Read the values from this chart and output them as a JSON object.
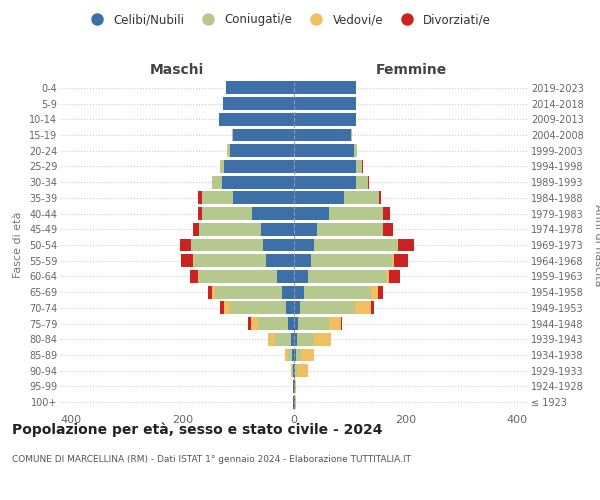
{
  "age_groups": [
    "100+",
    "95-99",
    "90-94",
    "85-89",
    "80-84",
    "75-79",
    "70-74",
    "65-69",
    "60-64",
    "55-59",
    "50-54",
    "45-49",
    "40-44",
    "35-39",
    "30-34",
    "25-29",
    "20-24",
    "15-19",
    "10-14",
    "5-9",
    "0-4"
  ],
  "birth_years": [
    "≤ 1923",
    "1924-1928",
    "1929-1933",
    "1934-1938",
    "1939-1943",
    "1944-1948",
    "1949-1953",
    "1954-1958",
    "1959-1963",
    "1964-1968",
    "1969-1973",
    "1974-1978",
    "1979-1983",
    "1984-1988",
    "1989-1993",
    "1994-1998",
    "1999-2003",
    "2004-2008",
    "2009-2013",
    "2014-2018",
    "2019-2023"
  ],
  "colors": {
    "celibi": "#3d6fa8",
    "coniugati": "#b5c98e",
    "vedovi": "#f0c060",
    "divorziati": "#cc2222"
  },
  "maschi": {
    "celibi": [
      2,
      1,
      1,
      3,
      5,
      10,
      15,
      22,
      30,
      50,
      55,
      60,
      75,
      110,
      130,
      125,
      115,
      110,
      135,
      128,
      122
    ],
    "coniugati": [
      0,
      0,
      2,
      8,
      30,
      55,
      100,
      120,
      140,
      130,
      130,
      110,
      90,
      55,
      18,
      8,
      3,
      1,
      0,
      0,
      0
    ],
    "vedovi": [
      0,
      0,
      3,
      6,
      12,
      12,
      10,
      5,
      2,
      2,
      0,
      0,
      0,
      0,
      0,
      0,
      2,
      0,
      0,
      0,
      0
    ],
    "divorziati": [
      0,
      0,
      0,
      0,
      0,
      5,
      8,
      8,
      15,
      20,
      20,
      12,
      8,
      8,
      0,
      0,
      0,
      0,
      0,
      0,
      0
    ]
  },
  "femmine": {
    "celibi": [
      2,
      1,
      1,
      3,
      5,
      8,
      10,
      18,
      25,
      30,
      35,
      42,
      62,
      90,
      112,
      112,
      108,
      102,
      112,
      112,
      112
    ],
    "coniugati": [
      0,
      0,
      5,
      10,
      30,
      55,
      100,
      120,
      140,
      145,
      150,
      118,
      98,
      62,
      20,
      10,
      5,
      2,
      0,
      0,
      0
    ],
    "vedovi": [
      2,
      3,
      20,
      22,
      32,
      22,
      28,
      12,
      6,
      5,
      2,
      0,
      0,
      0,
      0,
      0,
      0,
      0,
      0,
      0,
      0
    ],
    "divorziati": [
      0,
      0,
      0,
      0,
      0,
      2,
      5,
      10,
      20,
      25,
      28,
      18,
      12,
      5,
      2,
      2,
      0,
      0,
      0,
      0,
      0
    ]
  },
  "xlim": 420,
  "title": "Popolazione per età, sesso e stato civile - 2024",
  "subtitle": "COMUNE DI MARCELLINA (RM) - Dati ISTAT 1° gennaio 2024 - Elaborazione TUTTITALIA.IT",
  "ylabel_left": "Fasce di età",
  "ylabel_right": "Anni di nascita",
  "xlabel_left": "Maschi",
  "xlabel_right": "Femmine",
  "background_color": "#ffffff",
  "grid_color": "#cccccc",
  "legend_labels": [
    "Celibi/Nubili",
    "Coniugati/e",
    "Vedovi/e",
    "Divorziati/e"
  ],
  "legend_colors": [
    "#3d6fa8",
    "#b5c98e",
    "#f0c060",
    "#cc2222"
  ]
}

++++++++++

**INSTRUCTIONS TO FOLLOW:** Exactly reproduce each record, leaving out any pictures.

**RESPONSE TO THE EXERCISE:**
Read the values from this chart and output them as a JSON object.
{
  "age_groups": [
    "100+",
    "95-99",
    "90-94",
    "85-89",
    "80-84",
    "75-79",
    "70-74",
    "65-69",
    "60-64",
    "55-59",
    "50-54",
    "45-49",
    "40-44",
    "35-39",
    "30-34",
    "25-29",
    "20-24",
    "15-19",
    "10-14",
    "5-9",
    "0-4"
  ],
  "birth_years": [
    "≤ 1923",
    "1924-1928",
    "1929-1933",
    "1934-1938",
    "1939-1943",
    "1944-1948",
    "1949-1953",
    "1954-1958",
    "1959-1963",
    "1964-1968",
    "1969-1973",
    "1974-1978",
    "1979-1983",
    "1984-1988",
    "1989-1993",
    "1994-1998",
    "1999-2003",
    "2004-2008",
    "2009-2013",
    "2014-2018",
    "2019-2023"
  ],
  "colors": {
    "celibi": "#3d6fa8",
    "coniugati": "#b5c98e",
    "vedovi": "#f0c060",
    "divorziati": "#cc2222"
  },
  "maschi": {
    "celibi": [
      2,
      1,
      1,
      3,
      5,
      10,
      15,
      22,
      30,
      50,
      55,
      60,
      75,
      110,
      130,
      125,
      115,
      110,
      135,
      128,
      122
    ],
    "coniugati": [
      0,
      0,
      2,
      8,
      30,
      55,
      100,
      120,
      140,
      130,
      130,
      110,
      90,
      55,
      18,
      8,
      3,
      1,
      0,
      0,
      0
    ],
    "vedovi": [
      0,
      0,
      3,
      6,
      12,
      12,
      10,
      5,
      2,
      2,
      0,
      0,
      0,
      0,
      0,
      0,
      2,
      0,
      0,
      0,
      0
    ],
    "divorziati": [
      0,
      0,
      0,
      0,
      0,
      5,
      8,
      8,
      15,
      20,
      20,
      12,
      8,
      8,
      0,
      0,
      0,
      0,
      0,
      0,
      0
    ]
  },
  "femmine": {
    "celibi": [
      2,
      1,
      1,
      3,
      5,
      8,
      10,
      18,
      25,
      30,
      35,
      42,
      62,
      90,
      112,
      112,
      108,
      102,
      112,
      112,
      112
    ],
    "coniugati": [
      0,
      0,
      5,
      10,
      30,
      55,
      100,
      120,
      140,
      145,
      150,
      118,
      98,
      62,
      20,
      10,
      5,
      2,
      0,
      0,
      0
    ],
    "vedovi": [
      2,
      3,
      20,
      22,
      32,
      22,
      28,
      12,
      6,
      5,
      2,
      0,
      0,
      0,
      0,
      0,
      0,
      0,
      0,
      0,
      0
    ],
    "divorziati": [
      0,
      0,
      0,
      0,
      0,
      2,
      5,
      10,
      20,
      25,
      28,
      18,
      12,
      5,
      2,
      2,
      0,
      0,
      0,
      0,
      0
    ]
  },
  "xlim": 420,
  "title": "Popolazione per età, sesso e stato civile - 2024",
  "subtitle": "COMUNE DI MARCELLINA (RM) - Dati ISTAT 1° gennaio 2024 - Elaborazione TUTTITALIA.IT",
  "ylabel_left": "Fasce di età",
  "ylabel_right": "Anni di nascita",
  "xlabel_left": "Maschi",
  "xlabel_right": "Femmine",
  "background_color": "#ffffff",
  "grid_color": "#cccccc",
  "legend_labels": [
    "Celibi/Nubili",
    "Coniugati/e",
    "Vedovi/e",
    "Divorziati/e"
  ],
  "legend_colors": [
    "#3d6fa8",
    "#b5c98e",
    "#f0c060",
    "#cc2222"
  ]
}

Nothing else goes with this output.